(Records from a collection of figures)
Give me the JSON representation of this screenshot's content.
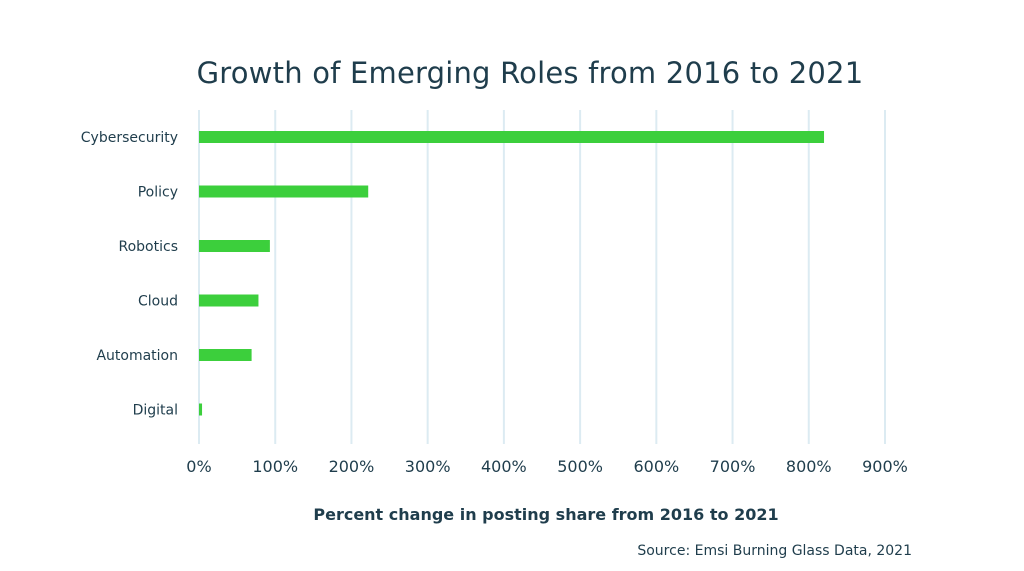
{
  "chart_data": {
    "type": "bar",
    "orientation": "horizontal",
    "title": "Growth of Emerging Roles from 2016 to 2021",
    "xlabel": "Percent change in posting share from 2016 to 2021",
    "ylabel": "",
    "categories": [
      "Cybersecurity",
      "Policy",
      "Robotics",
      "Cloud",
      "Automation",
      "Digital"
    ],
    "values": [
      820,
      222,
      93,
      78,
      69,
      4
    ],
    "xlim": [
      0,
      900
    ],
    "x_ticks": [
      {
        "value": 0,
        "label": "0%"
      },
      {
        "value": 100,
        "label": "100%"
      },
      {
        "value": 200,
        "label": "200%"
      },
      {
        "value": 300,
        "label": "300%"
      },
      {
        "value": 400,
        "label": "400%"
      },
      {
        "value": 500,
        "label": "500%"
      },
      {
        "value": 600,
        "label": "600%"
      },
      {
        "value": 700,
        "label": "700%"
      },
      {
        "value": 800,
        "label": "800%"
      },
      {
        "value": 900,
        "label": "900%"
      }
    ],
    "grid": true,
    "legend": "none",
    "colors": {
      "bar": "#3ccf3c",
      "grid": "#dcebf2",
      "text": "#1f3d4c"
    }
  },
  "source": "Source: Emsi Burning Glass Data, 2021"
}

- Goal of the exercise -
Without the pictures, restate each entry exactly.

- Task answer -
Give me the JSON representation of this screenshot's content.
{
  "chart_data": {
    "type": "bar",
    "orientation": "horizontal",
    "title": "Growth of Emerging Roles from 2016 to 2021",
    "xlabel": "Percent change in posting share from 2016 to 2021",
    "ylabel": "",
    "categories": [
      "Cybersecurity",
      "Policy",
      "Robotics",
      "Cloud",
      "Automation",
      "Digital"
    ],
    "values": [
      820,
      222,
      93,
      78,
      69,
      4
    ],
    "xlim": [
      0,
      900
    ],
    "x_ticks": [
      {
        "value": 0,
        "label": "0%"
      },
      {
        "value": 100,
        "label": "100%"
      },
      {
        "value": 200,
        "label": "200%"
      },
      {
        "value": 300,
        "label": "300%"
      },
      {
        "value": 400,
        "label": "400%"
      },
      {
        "value": 500,
        "label": "500%"
      },
      {
        "value": 600,
        "label": "600%"
      },
      {
        "value": 700,
        "label": "700%"
      },
      {
        "value": 800,
        "label": "800%"
      },
      {
        "value": 900,
        "label": "900%"
      }
    ],
    "grid": true,
    "legend": "none",
    "colors": {
      "bar": "#3ccf3c",
      "grid": "#dcebf2",
      "text": "#1f3d4c"
    }
  },
  "source": "Source: Emsi Burning Glass Data, 2021"
}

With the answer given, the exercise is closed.